Pictures do not belong in the copy. Return all of the entries exactly.

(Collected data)

- - -

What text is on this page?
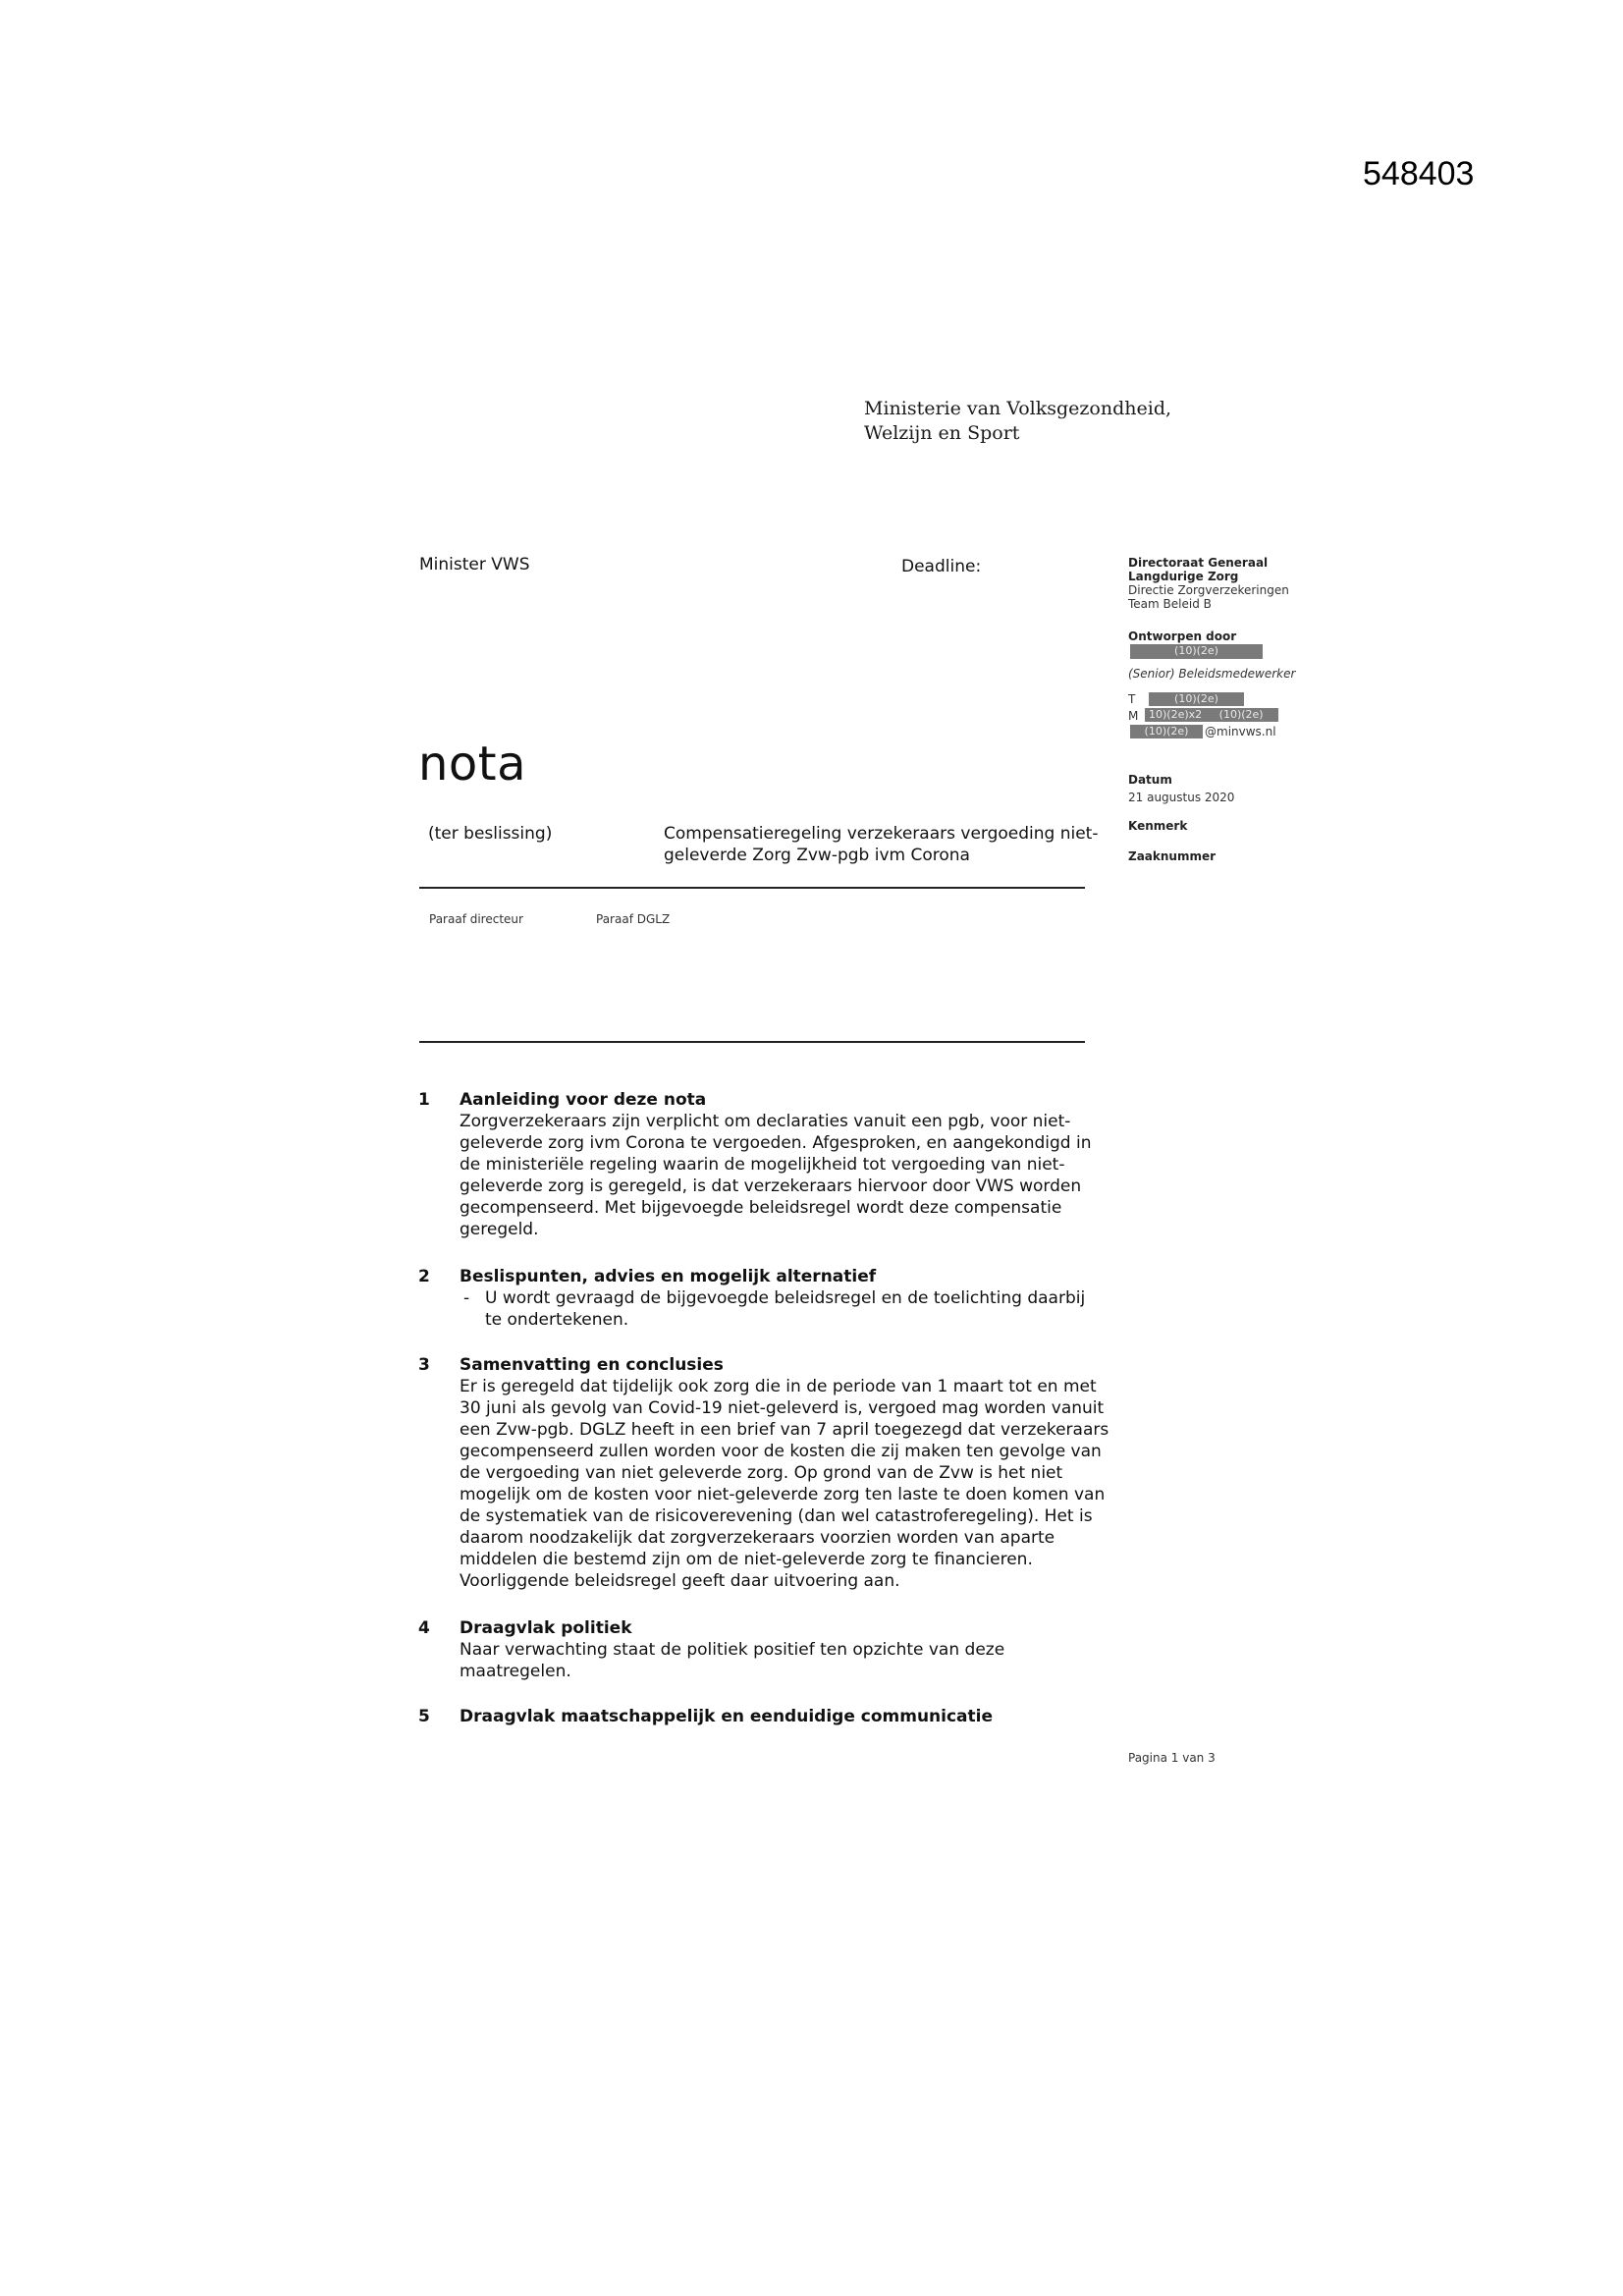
548403
Ministerie van Volksgezondheid,
Welzijn en Sport
Minister VWS	Deadline:
nota
(ter beslissing)	Compensatieregeling verzekeraars vergoeding niet-geleverde Zorg Zvw-pgb ivm Corona
Paraaf directeur	Paraaf DGLZ
Directoraat Generaal
Langdurige Zorg
Directie Zorgverzekeringen
Team Beleid B
Ontworpen door
(10)(2e)
(Senior) Beleidsmedewerker
T	(10)(2e)
M 10)(2e)x2 (10)(2e)
(10)(2e)	@minvws.nl
Datum
21 augustus 2020
Kenmerk
Zaaknummer
1 Aanleiding voor deze nota
Zorgverzekeraars zijn verplicht om declaraties vanuit een pgb, voor niet-geleverde zorg ivm Corona te vergoeden. Afgesproken, en aangekondigd in de ministeriële regeling waarin de mogelijkheid tot vergoeding van niet-geleverde zorg is geregeld, is dat verzekeraars hiervoor door VWS worden gecompenseerd. Met bijgevoegde beleidsregel wordt deze compensatie geregeld.
2 Beslispunten, advies en mogelijk alternatief
- U wordt gevraagd de bijgevoegde beleidsregel en de toelichting daarbij te ondertekenen.
3 Samenvatting en conclusies
Er is geregeld dat tijdelijk ook zorg die in de periode van 1 maart tot en met 30 juni als gevolg van Covid-19 niet-geleverd is, vergoed mag worden vanuit een Zvw-pgb. DGLZ heeft in een brief van 7 april toegezegd dat verzekeraars gecompenseerd zullen worden voor de kosten die zij maken ten gevolge van de vergoeding van niet geleverde zorg. Op grond van de Zvw is het niet mogelijk om de kosten voor niet-geleverde zorg ten laste te doen komen van de systematiek van de risicoverevening (dan wel catastroferegeling). Het is daarom noodzakelijk dat zorgverzekeraars voorzien worden van aparte middelen die bestemd zijn om de niet-geleverde zorg te financieren. Voorliggende beleidsregel geeft daar uitvoering aan.
4 Draagvlak politiek
Naar verwachting staat de politiek positief ten opzichte van deze maatregelen.
5 Draagvlak maatschappelijk en eenduidige communicatie
Pagina 1 van 3
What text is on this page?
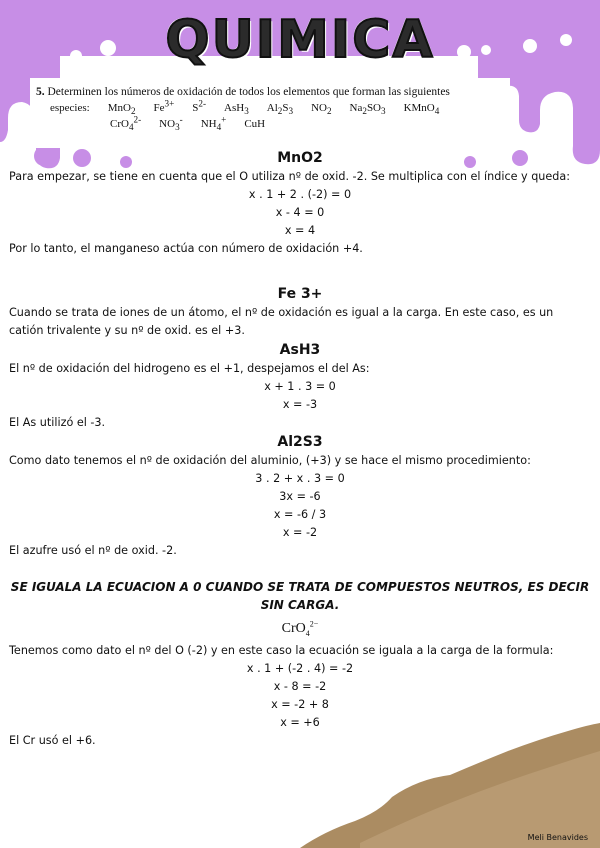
QUIMICA
5. Determinen los números de oxidación de todos los elementos que forman las siguientes
especies: MnO$_2$ $Fe^{3+}$ $S^{2-}$ AsH$_3$ $Al_2S_3$ $NO_2$ $Na_2SO_3$ KMnO$_4$
CrO$_4^{2-}$ $NO_3^-$ $NH_4^+$ CuH

MnO2

Para empezar, se tiene en cuenta que el O utiliza nº de oxid. -2. Se multiplica con el índice y queda:

x . 1 + 2 . (-2) = 0

x - 4 = 0

x = 4

Por lo tanto, el manganeso actúa con número de oxidación +4.

Fe 3+

Cuando se trata de iones de un átomo, el nº de oxidación es igual a la carga. En este caso, es un catión trivalente y su nº de oxid. es el +3.

AsH3

El nº de oxidación del hidrogeno es el +1, despejamos el del As:

x + 1 . 3 = 0

x = -3

El As utilizó el -3.

Al2S3

Como dato tenemos el nº de oxidación del aluminio, (+3) y se hace el mismo procedimiento:

3 . 2 + x . 3 = 0

3x = -6

x = -6 / 3

x = -2

El azufre usó el nº de oxid. -2.

SE IGUALA LA ECUACION A 0 CUANDO SE TRATA DE COMPUESTOS NEUTROS, ES DECIR SIN CARGA.

CrO$_4^{2-}$

Tenemos como dato el nº del O (-2) y en este caso la ecuación se iguala a la carga de la formula:

x . 1 + (-2 . 4) = -2

x - 8 = -2

x = -2 + 8

x = +6

El Cr usó el +6.

Meli Benavides
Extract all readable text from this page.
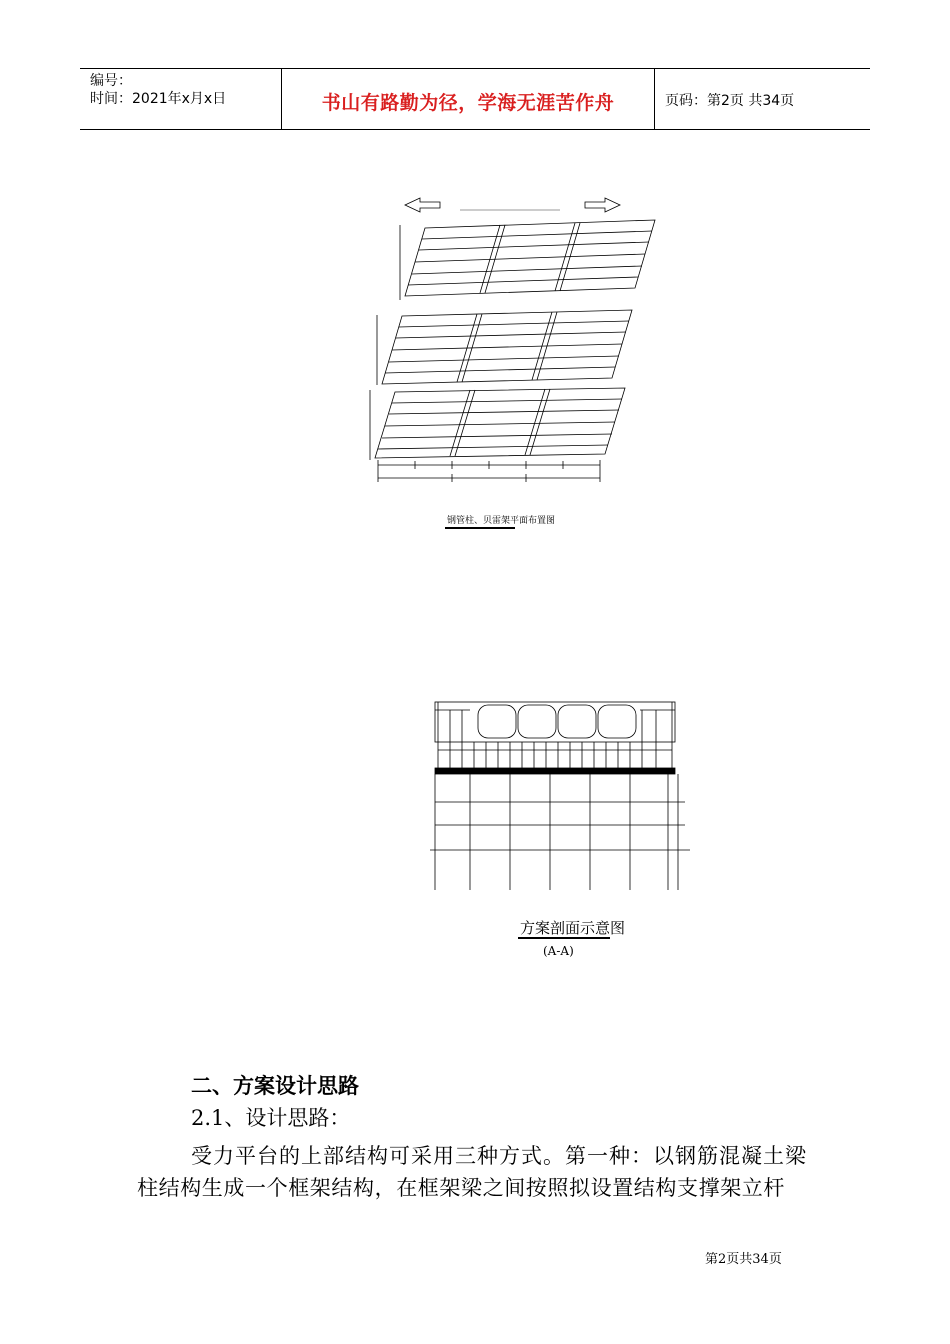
编号：
时间：2021年x月x日	书山有路勤为径，学海无涯苦作舟	页码：第2页 共34页
钢管柱、贝雷架平面布置图
方案剖面示意图
(A-A)
二、方案设计思路
2.1、设计思路：
受力平台的上部结构可采用三种方式。第一种：以钢筋混凝土梁
柱结构生成一个框架结构，在框架梁之间按照拟设置结构支撑架立杆
第2页共34页
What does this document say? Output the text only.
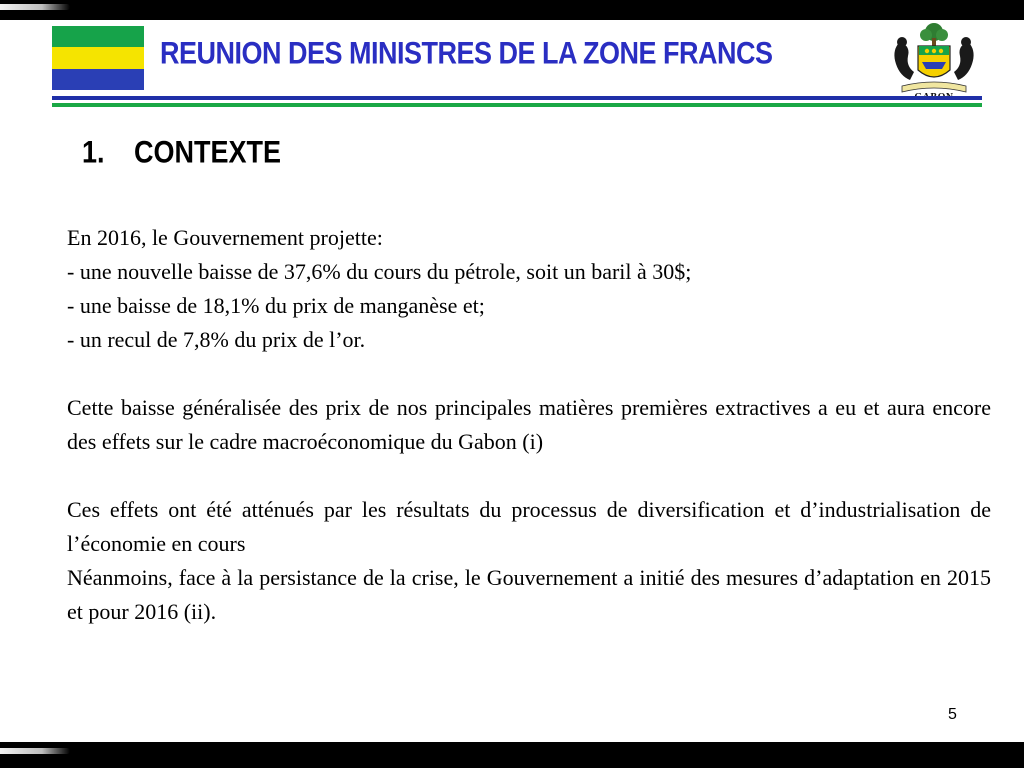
REUNION DES MINISTRES DE LA ZONE FRANCS
1. CONTEXTE

En 2016, le Gouvernement projette:

- une nouvelle baisse de 37,6% du cours du pétrole, soit un baril à 30$;

- une baisse de 18,1% du prix de manganèse et;

- un recul de 7,8% du prix de l’or.

Cette baisse généralisée des prix de nos principales matières premières extractives a eu et aura encore des effets sur le cadre macroéconomique du Gabon (i)

Ces effets ont été atténués par les résultats du processus de diversification et d’industrialisation de l’économie en cours

Néanmoins, face à la persistance de la crise, le Gouvernement a initié des mesures d’adaptation en 2015 et pour 2016 (ii).

5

- - -

**RESPONSE TO THIS TASK:**
What text is on this page?
548403
Ministerie van Volksgezondheid,
Welzijn en Sport
Minister VWS	Deadline:
nota
(ter beslissing)	Compensatieregeling verzekeraars vergoeding niet-geleverde Zorg Zvw-pgb ivm Corona
Paraaf directeur	Paraaf DGLZ
Directoraat Generaal
Langdurige Zorg
Directie Zorgverzekeringen
Team Beleid B
Ontworpen door
(10)(2e)
(Senior) Beleidsmedewerker
T	(10)(2e)
M 10)(2e)x2 (10)(2e)
(10)(2e)	@minvws.nl
Datum
21 augustus 2020
Kenmerk
Zaaknummer
1 Aanleiding voor deze nota
Zorgverzekeraars zijn verplicht om declaraties vanuit een pgb, voor niet-geleverde zorg ivm Corona te vergoeden. Afgesproken, en aangekondigd in de ministeriële regeling waarin de mogelijkheid tot vergoeding van niet-geleverde zorg is geregeld, is dat verzekeraars hiervoor door VWS worden gecompenseerd. Met bijgevoegde beleidsregel wordt deze compensatie geregeld.
2 Beslispunten, advies en mogelijk alternatief
- U wordt gevraagd de bijgevoegde beleidsregel en de toelichting daarbij te ondertekenen.
3 Samenvatting en conclusies
Er is geregeld dat tijdelijk ook zorg die in de periode van 1 maart tot en met 30 juni als gevolg van Covid-19 niet-geleverd is, vergoed mag worden vanuit een Zvw-pgb. DGLZ heeft in een brief van 7 april toegezegd dat verzekeraars gecompenseerd zullen worden voor de kosten die zij maken ten gevolge van de vergoeding van niet geleverde zorg. Op grond van de Zvw is het niet mogelijk om de kosten voor niet-geleverde zorg ten laste te doen komen van de systematiek van de risicoverevening (dan wel catastroferegeling). Het is daarom noodzakelijk dat zorgverzekeraars voorzien worden van aparte middelen die bestemd zijn om de niet-geleverde zorg te financieren. Voorliggende beleidsregel geeft daar uitvoering aan.
4 Draagvlak politiek
Naar verwachting staat de politiek positief ten opzichte van deze maatregelen.
5 Draagvlak maatschappelijk en eenduidige communicatie
Pagina 1 van 3
What text is on this page?
QUIMICA
5. Determinen los números de oxidación de todos los elementos que forman las siguientes
especies: MnO$_2$ $Fe^{3+}$ $S^{2-}$ AsH$_3$ $Al_2S_3$ $NO_2$ $Na_2SO_3$ KMnO$_4$
CrO$_4^{2-}$ $NO_3^-$ $NH_4^+$ CuH

MnO2

Para empezar, se tiene en cuenta que el O utiliza nº de oxid. -2. Se multiplica con el índice y queda:

x . 1 + 2 . (-2) = 0

x - 4 = 0

x = 4

Por lo tanto, el manganeso actúa con número de oxidación +4.

Fe 3+

Cuando se trata de iones de un átomo, el nº de oxidación es igual a la carga. En este caso, es un catión trivalente y su nº de oxid. es el +3.

AsH3

El nº de oxidación del hidrogeno es el +1, despejamos el del As:

x + 1 . 3 = 0

x = -3

El As utilizó el -3.

Al2S3

Como dato tenemos el nº de oxidación del aluminio, (+3) y se hace el mismo procedimiento:

3 . 2 + x . 3 = 0

3x = -6

x = -6 / 3

x = -2

El azufre usó el nº de oxid. -2.

SE IGUALA LA ECUACION A 0 CUANDO SE TRATA DE COMPUESTOS NEUTROS, ES DECIR SIN CARGA.

CrO$_4^{2-}$

Tenemos como dato el nº del O (-2) y en este caso la ecuación se iguala a la carga de la formula:

x . 1 + (-2 . 4) = -2

x - 8 = -2

x = -2 + 8

x = +6

El Cr usó el +6.

Meli Benavides
Extract all readable text from this page.
编号：
时间：2021年x月x日	书山有路勤为径，学海无涯苦作舟	页码：第2页 共34页
钢管柱、贝雷架平面布置图
方案剖面示意图
(A-A)
二、方案设计思路
2.1、设计思路：
受力平台的上部结构可采用三种方式。第一种：以钢筋混凝土梁
柱结构生成一个框架结构，在框架梁之间按照拟设置结构支撑架立杆
第2页共34页
What does this document say? Output the text only.
REUNION DES MINISTRES DE LA ZONE FRANCS
1. CONTEXTE

En 2016, le Gouvernement projette:

- une nouvelle baisse de 37,6% du cours du pétrole, soit un baril à 30$;

- une baisse de 18,1% du prix de manganèse et;

- un recul de 7,8% du prix de l’or.

Cette baisse généralisée des prix de nos principales matières premières extractives a eu et aura encore des effets sur le cadre macroéconomique du Gabon (i)

Ces effets ont été atténués par les résultats du processus de diversification et d’industrialisation de l’économie en cours

Néanmoins, face à la persistance de la crise, le Gouvernement a initié des mesures d’adaptation en 2015 et pour 2016 (ii).

5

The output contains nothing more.